[Start DATASET ROWS]
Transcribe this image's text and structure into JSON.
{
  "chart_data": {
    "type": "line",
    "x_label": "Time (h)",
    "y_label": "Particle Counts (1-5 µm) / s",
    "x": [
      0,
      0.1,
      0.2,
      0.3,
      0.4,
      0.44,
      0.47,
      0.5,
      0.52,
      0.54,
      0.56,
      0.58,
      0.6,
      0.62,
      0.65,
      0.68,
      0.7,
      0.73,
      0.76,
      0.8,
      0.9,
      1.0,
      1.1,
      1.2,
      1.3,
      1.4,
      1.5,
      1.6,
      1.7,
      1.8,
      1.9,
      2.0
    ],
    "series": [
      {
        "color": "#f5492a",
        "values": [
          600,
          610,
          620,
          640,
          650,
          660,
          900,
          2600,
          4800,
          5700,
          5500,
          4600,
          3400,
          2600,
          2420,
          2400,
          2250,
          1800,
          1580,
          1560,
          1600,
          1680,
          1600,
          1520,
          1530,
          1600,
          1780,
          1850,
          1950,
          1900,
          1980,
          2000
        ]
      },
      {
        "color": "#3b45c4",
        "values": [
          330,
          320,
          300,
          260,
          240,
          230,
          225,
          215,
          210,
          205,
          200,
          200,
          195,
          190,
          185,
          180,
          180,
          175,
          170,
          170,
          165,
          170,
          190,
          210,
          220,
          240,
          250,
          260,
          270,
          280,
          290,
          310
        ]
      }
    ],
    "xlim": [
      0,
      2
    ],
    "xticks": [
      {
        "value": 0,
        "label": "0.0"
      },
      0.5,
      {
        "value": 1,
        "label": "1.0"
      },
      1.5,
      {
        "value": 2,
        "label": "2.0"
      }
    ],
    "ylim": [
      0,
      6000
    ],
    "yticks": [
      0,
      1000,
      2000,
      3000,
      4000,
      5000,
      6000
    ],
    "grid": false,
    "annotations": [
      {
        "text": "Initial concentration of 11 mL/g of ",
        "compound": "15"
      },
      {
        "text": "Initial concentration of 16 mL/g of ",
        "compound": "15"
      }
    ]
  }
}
[End DATASET ROWS]
**GIVEN PROBLEM**
Exactly reproduce every record.

**OUTPUT**
Transcribe this image's text and structure into JSON.
{
  "chart_data": {
    "type": "line",
    "x_label": "Time (h)",
    "y_label": "Particle Counts (1-5 µm) / s",
    "x": [
      0,
      0.1,
      0.2,
      0.3,
      0.4,
      0.44,
      0.47,
      0.5,
      0.52,
      0.54,
      0.56,
      0.58,
      0.6,
      0.62,
      0.65,
      0.68,
      0.7,
      0.73,
      0.76,
      0.8,
      0.9,
      1.0,
      1.1,
      1.2,
      1.3,
      1.4,
      1.5,
      1.6,
      1.7,
      1.8,
      1.9,
      2.0
    ],
    "series": [
      {
        "color": "#f5492a",
        "values": [
          600,
          610,
          620,
          640,
          650,
          660,
          900,
          2600,
          4800,
          5700,
          5500,
          4600,
          3400,
          2600,
          2420,
          2400,
          2250,
          1800,
          1580,
          1560,
          1600,
          1680,
          1600,
          1520,
          1530,
          1600,
          1780,
          1850,
          1950,
          1900,
          1980,
          2000
        ]
      },
      {
        "color": "#3b45c4",
        "values": [
          330,
          320,
          300,
          260,
          240,
          230,
          225,
          215,
          210,
          205,
          200,
          200,
          195,
          190,
          185,
          180,
          180,
          175,
          170,
          170,
          165,
          170,
          190,
          210,
          220,
          240,
          250,
          260,
          270,
          280,
          290,
          310
        ]
      }
    ],
    "xlim": [
      0,
      2
    ],
    "xticks": [
      {
        "value": 0,
        "label": "0.0"
      },
      0.5,
      {
        "value": 1,
        "label": "1.0"
      },
      1.5,
      {
        "value": 2,
        "label": "2.0"
      }
    ],
    "ylim": [
      0,
      6000
    ],
    "yticks": [
      0,
      1000,
      2000,
      3000,
      4000,
      5000,
      6000
    ],
    "grid": false,
    "annotations": [
      {
        "text": "Initial concentration of 11 mL/g of ",
        "compound": "15"
      },
      {
        "text": "Initial concentration of 16 mL/g of ",
        "compound": "15"
      }
    ]
  }
}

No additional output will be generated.